RECORD LIST:
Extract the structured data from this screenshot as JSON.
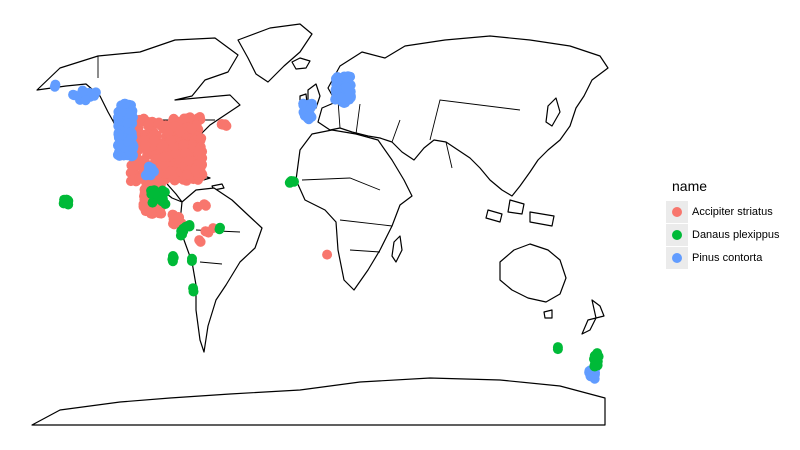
{
  "legend": {
    "title": "name",
    "items": [
      {
        "label": "Accipiter striatus",
        "color": "#F8766D"
      },
      {
        "label": "Danaus plexippus",
        "color": "#00BA38"
      },
      {
        "label": "Pinus contorta",
        "color": "#619CFF"
      }
    ]
  },
  "occurrences": [
    {
      "series": 0,
      "lon": -95,
      "lat": 40,
      "spread": [
        22,
        12
      ],
      "count": 260
    },
    {
      "series": 0,
      "lon": -78,
      "lat": 37,
      "spread": [
        6,
        7
      ],
      "count": 70
    },
    {
      "series": 0,
      "lon": -103,
      "lat": 22,
      "spread": [
        6,
        6
      ],
      "count": 70
    },
    {
      "series": 0,
      "lon": -88,
      "lat": 14,
      "spread": [
        3,
        2
      ],
      "count": 14
    },
    {
      "series": 0,
      "lon": -68,
      "lat": 10,
      "spread": [
        3,
        2
      ],
      "count": 4
    },
    {
      "series": 0,
      "lon": -72,
      "lat": 19,
      "spread": [
        3,
        1
      ],
      "count": 4
    },
    {
      "series": 0,
      "lon": -75,
      "lat": 5,
      "spread": [
        2,
        2
      ],
      "count": 2
    },
    {
      "series": 0,
      "lon": 6,
      "lat": 1,
      "spread": [
        0,
        0
      ],
      "count": 1
    },
    {
      "series": 0,
      "lon": -57,
      "lat": 49,
      "spread": [
        3,
        2
      ],
      "count": 5
    },
    {
      "series": 2,
      "lon": -120,
      "lat": 47,
      "spread": [
        5,
        10
      ],
      "count": 90
    },
    {
      "series": 2,
      "lon": -145,
      "lat": 60,
      "spread": [
        8,
        2
      ],
      "count": 10
    },
    {
      "series": 2,
      "lon": -165,
      "lat": 63,
      "spread": [
        1,
        1
      ],
      "count": 2
    },
    {
      "series": 2,
      "lon": -105,
      "lat": 30,
      "spread": [
        3,
        4
      ],
      "count": 8
    },
    {
      "series": 2,
      "lon": 16,
      "lat": 62,
      "spread": [
        5,
        5
      ],
      "count": 90
    },
    {
      "series": 2,
      "lon": -6,
      "lat": 54,
      "spread": [
        3,
        3
      ],
      "count": 22
    },
    {
      "series": 2,
      "lon": 172,
      "lat": -43,
      "spread": [
        2,
        2
      ],
      "count": 12
    },
    {
      "series": 1,
      "lon": -157,
      "lat": 20.5,
      "spread": [
        2,
        1
      ],
      "count": 10
    },
    {
      "series": 1,
      "lon": -100,
      "lat": 22,
      "spread": [
        5,
        3
      ],
      "count": 14
    },
    {
      "series": 1,
      "lon": -83,
      "lat": 10,
      "spread": [
        3,
        2
      ],
      "count": 10
    },
    {
      "series": 1,
      "lon": -62,
      "lat": 11,
      "spread": [
        1,
        1
      ],
      "count": 2
    },
    {
      "series": 1,
      "lon": -90,
      "lat": -0.5,
      "spread": [
        1,
        1
      ],
      "count": 4
    },
    {
      "series": 1,
      "lon": -79,
      "lat": -1,
      "spread": [
        1,
        1
      ],
      "count": 2
    },
    {
      "series": 1,
      "lon": -77,
      "lat": -12,
      "spread": [
        1,
        1
      ],
      "count": 2
    },
    {
      "series": 1,
      "lon": -16,
      "lat": 28,
      "spread": [
        2,
        0.5
      ],
      "count": 5
    },
    {
      "series": 1,
      "lon": 151,
      "lat": -33.5,
      "spread": [
        1,
        1
      ],
      "count": 2
    },
    {
      "series": 1,
      "lon": 175,
      "lat": -38,
      "spread": [
        2,
        3
      ],
      "count": 12
    }
  ]
}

WORK TO COMPLETE: Except for the pictures, give all the material above again verbatim.

REPLY:
Extract the structured data from this screenshot as JSON.
{
  "legend": {
    "title": "name",
    "items": [
      {
        "label": "Accipiter striatus",
        "color": "#F8766D"
      },
      {
        "label": "Danaus plexippus",
        "color": "#00BA38"
      },
      {
        "label": "Pinus contorta",
        "color": "#619CFF"
      }
    ]
  },
  "occurrences": [
    {
      "series": 0,
      "lon": -95,
      "lat": 40,
      "spread": [
        22,
        12
      ],
      "count": 260
    },
    {
      "series": 0,
      "lon": -78,
      "lat": 37,
      "spread": [
        6,
        7
      ],
      "count": 70
    },
    {
      "series": 0,
      "lon": -103,
      "lat": 22,
      "spread": [
        6,
        6
      ],
      "count": 70
    },
    {
      "series": 0,
      "lon": -88,
      "lat": 14,
      "spread": [
        3,
        2
      ],
      "count": 14
    },
    {
      "series": 0,
      "lon": -68,
      "lat": 10,
      "spread": [
        3,
        2
      ],
      "count": 4
    },
    {
      "series": 0,
      "lon": -72,
      "lat": 19,
      "spread": [
        3,
        1
      ],
      "count": 4
    },
    {
      "series": 0,
      "lon": -75,
      "lat": 5,
      "spread": [
        2,
        2
      ],
      "count": 2
    },
    {
      "series": 0,
      "lon": 6,
      "lat": 1,
      "spread": [
        0,
        0
      ],
      "count": 1
    },
    {
      "series": 0,
      "lon": -57,
      "lat": 49,
      "spread": [
        3,
        2
      ],
      "count": 5
    },
    {
      "series": 2,
      "lon": -120,
      "lat": 47,
      "spread": [
        5,
        10
      ],
      "count": 90
    },
    {
      "series": 2,
      "lon": -145,
      "lat": 60,
      "spread": [
        8,
        2
      ],
      "count": 10
    },
    {
      "series": 2,
      "lon": -165,
      "lat": 63,
      "spread": [
        1,
        1
      ],
      "count": 2
    },
    {
      "series": 2,
      "lon": -105,
      "lat": 30,
      "spread": [
        3,
        4
      ],
      "count": 8
    },
    {
      "series": 2,
      "lon": 16,
      "lat": 62,
      "spread": [
        5,
        5
      ],
      "count": 90
    },
    {
      "series": 2,
      "lon": -6,
      "lat": 54,
      "spread": [
        3,
        3
      ],
      "count": 22
    },
    {
      "series": 2,
      "lon": 172,
      "lat": -43,
      "spread": [
        2,
        2
      ],
      "count": 12
    },
    {
      "series": 1,
      "lon": -157,
      "lat": 20.5,
      "spread": [
        2,
        1
      ],
      "count": 10
    },
    {
      "series": 1,
      "lon": -100,
      "lat": 22,
      "spread": [
        5,
        3
      ],
      "count": 14
    },
    {
      "series": 1,
      "lon": -83,
      "lat": 10,
      "spread": [
        3,
        2
      ],
      "count": 10
    },
    {
      "series": 1,
      "lon": -62,
      "lat": 11,
      "spread": [
        1,
        1
      ],
      "count": 2
    },
    {
      "series": 1,
      "lon": -90,
      "lat": -0.5,
      "spread": [
        1,
        1
      ],
      "count": 4
    },
    {
      "series": 1,
      "lon": -79,
      "lat": -1,
      "spread": [
        1,
        1
      ],
      "count": 2
    },
    {
      "series": 1,
      "lon": -77,
      "lat": -12,
      "spread": [
        1,
        1
      ],
      "count": 2
    },
    {
      "series": 1,
      "lon": -16,
      "lat": 28,
      "spread": [
        2,
        0.5
      ],
      "count": 5
    },
    {
      "series": 1,
      "lon": 151,
      "lat": -33.5,
      "spread": [
        1,
        1
      ],
      "count": 2
    },
    {
      "series": 1,
      "lon": 175,
      "lat": -38,
      "spread": [
        2,
        3
      ],
      "count": 12
    }
  ]
}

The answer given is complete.